start Recorded information

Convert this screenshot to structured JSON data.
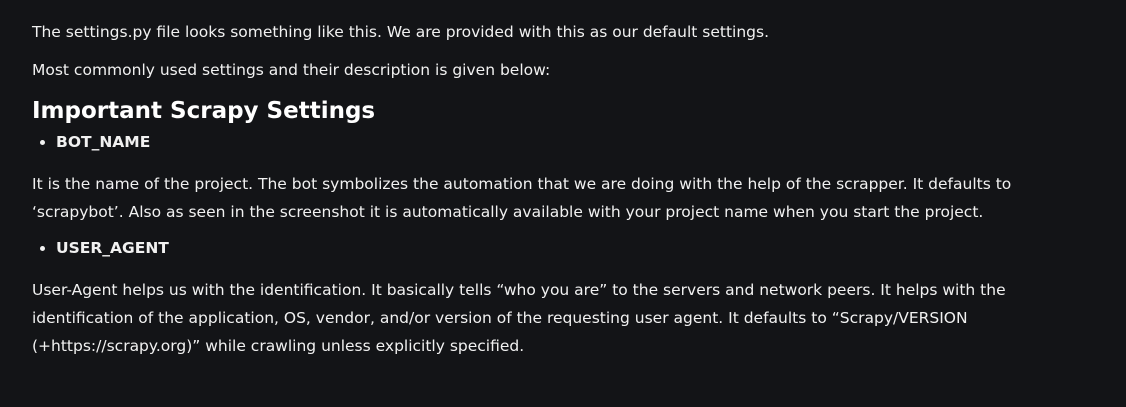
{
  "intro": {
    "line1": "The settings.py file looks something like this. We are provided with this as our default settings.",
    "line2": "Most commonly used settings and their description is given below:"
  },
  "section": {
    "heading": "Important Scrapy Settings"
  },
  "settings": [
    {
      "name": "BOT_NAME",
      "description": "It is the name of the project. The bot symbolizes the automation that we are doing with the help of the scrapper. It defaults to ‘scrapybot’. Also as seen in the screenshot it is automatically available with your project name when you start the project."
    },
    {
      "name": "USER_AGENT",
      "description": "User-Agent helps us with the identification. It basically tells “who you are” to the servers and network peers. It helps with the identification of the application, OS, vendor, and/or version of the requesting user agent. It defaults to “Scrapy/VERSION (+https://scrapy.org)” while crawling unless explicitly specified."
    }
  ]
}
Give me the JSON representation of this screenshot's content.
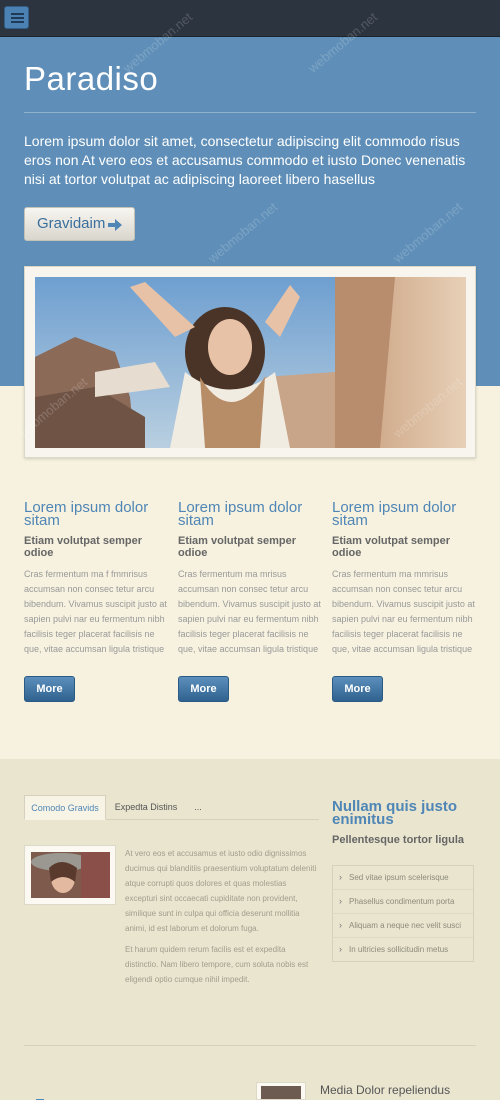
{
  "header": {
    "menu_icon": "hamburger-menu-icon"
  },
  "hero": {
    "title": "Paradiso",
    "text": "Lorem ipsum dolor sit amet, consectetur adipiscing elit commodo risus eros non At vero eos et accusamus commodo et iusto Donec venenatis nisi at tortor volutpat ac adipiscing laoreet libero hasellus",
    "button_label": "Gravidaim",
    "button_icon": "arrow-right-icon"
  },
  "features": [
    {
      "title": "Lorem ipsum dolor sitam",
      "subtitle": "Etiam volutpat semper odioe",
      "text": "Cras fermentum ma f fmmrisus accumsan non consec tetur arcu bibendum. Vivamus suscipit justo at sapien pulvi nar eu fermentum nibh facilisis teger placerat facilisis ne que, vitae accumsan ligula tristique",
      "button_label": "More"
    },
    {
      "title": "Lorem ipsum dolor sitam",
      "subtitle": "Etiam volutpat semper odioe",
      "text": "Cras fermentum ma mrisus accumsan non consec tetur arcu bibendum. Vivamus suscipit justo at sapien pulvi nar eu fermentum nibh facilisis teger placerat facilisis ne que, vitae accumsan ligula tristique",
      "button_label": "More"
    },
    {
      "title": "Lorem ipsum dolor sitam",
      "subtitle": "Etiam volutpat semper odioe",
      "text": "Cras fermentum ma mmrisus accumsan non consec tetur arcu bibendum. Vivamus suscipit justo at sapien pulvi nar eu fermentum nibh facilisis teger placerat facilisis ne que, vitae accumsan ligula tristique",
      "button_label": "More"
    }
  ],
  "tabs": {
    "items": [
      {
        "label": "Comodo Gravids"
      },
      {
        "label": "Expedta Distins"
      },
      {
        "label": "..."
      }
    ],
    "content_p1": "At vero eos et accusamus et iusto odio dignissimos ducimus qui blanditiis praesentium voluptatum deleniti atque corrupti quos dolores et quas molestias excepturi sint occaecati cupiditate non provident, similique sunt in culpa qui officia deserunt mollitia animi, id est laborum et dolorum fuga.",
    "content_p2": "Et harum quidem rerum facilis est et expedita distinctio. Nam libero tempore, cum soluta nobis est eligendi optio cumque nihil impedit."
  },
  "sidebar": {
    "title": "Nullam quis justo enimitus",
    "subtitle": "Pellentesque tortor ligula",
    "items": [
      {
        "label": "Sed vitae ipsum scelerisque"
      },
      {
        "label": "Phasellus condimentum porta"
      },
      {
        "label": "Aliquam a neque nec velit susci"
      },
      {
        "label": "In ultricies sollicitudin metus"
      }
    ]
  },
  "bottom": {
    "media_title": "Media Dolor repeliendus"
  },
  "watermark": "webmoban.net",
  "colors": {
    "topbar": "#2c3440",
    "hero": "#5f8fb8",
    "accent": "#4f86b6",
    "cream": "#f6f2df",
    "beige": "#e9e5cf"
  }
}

end Recorded information

## Exercise
Repeat each line of the records above exactly, but do not copy the pictures.

## Completed exercise
Convert this screenshot to structured JSON data.
{
  "intro": {
    "line1": "The settings.py file looks something like this. We are provided with this as our default settings.",
    "line2": "Most commonly used settings and their description is given below:"
  },
  "section": {
    "heading": "Important Scrapy Settings"
  },
  "settings": [
    {
      "name": "BOT_NAME",
      "description": "It is the name of the project. The bot symbolizes the automation that we are doing with the help of the scrapper. It defaults to ‘scrapybot’. Also as seen in the screenshot it is automatically available with your project name when you start the project."
    },
    {
      "name": "USER_AGENT",
      "description": "User-Agent helps us with the identification. It basically tells “who you are” to the servers and network peers. It helps with the identification of the application, OS, vendor, and/or version of the requesting user agent. It defaults to “Scrapy/VERSION (+https://scrapy.org)” while crawling unless explicitly specified."
    }
  ]
}
Give me the JSON representation of this screenshot's content.
{
  "header": {
    "menu_icon": "hamburger-menu-icon"
  },
  "hero": {
    "title": "Paradiso",
    "text": "Lorem ipsum dolor sit amet, consectetur adipiscing elit commodo risus eros non At vero eos et accusamus commodo et iusto Donec venenatis nisi at tortor volutpat ac adipiscing laoreet libero hasellus",
    "button_label": "Gravidaim",
    "button_icon": "arrow-right-icon"
  },
  "features": [
    {
      "title": "Lorem ipsum dolor sitam",
      "subtitle": "Etiam volutpat semper odioe",
      "text": "Cras fermentum ma f fmmrisus accumsan non consec tetur arcu bibendum. Vivamus suscipit justo at sapien pulvi nar eu fermentum nibh facilisis teger placerat facilisis ne que, vitae accumsan ligula tristique",
      "button_label": "More"
    },
    {
      "title": "Lorem ipsum dolor sitam",
      "subtitle": "Etiam volutpat semper odioe",
      "text": "Cras fermentum ma mrisus accumsan non consec tetur arcu bibendum. Vivamus suscipit justo at sapien pulvi nar eu fermentum nibh facilisis teger placerat facilisis ne que, vitae accumsan ligula tristique",
      "button_label": "More"
    },
    {
      "title": "Lorem ipsum dolor sitam",
      "subtitle": "Etiam volutpat semper odioe",
      "text": "Cras fermentum ma mmrisus accumsan non consec tetur arcu bibendum. Vivamus suscipit justo at sapien pulvi nar eu fermentum nibh facilisis teger placerat facilisis ne que, vitae accumsan ligula tristique",
      "button_label": "More"
    }
  ],
  "tabs": {
    "items": [
      {
        "label": "Comodo Gravids"
      },
      {
        "label": "Expedta Distins"
      },
      {
        "label": "..."
      }
    ],
    "content_p1": "At vero eos et accusamus et iusto odio dignissimos ducimus qui blanditiis praesentium voluptatum deleniti atque corrupti quos dolores et quas molestias excepturi sint occaecati cupiditate non provident, similique sunt in culpa qui officia deserunt mollitia animi, id est laborum et dolorum fuga.",
    "content_p2": "Et harum quidem rerum facilis est et expedita distinctio. Nam libero tempore, cum soluta nobis est eligendi optio cumque nihil impedit."
  },
  "sidebar": {
    "title": "Nullam quis justo enimitus",
    "subtitle": "Pellentesque tortor ligula",
    "items": [
      {
        "label": "Sed vitae ipsum scelerisque"
      },
      {
        "label": "Phasellus condimentum porta"
      },
      {
        "label": "Aliquam a neque nec velit susci"
      },
      {
        "label": "In ultricies sollicitudin metus"
      }
    ]
  },
  "bottom": {
    "media_title": "Media Dolor repeliendus"
  },
  "watermark": "webmoban.net",
  "colors": {
    "topbar": "#2c3440",
    "hero": "#5f8fb8",
    "accent": "#4f86b6",
    "cream": "#f6f2df",
    "beige": "#e9e5cf"
  }
}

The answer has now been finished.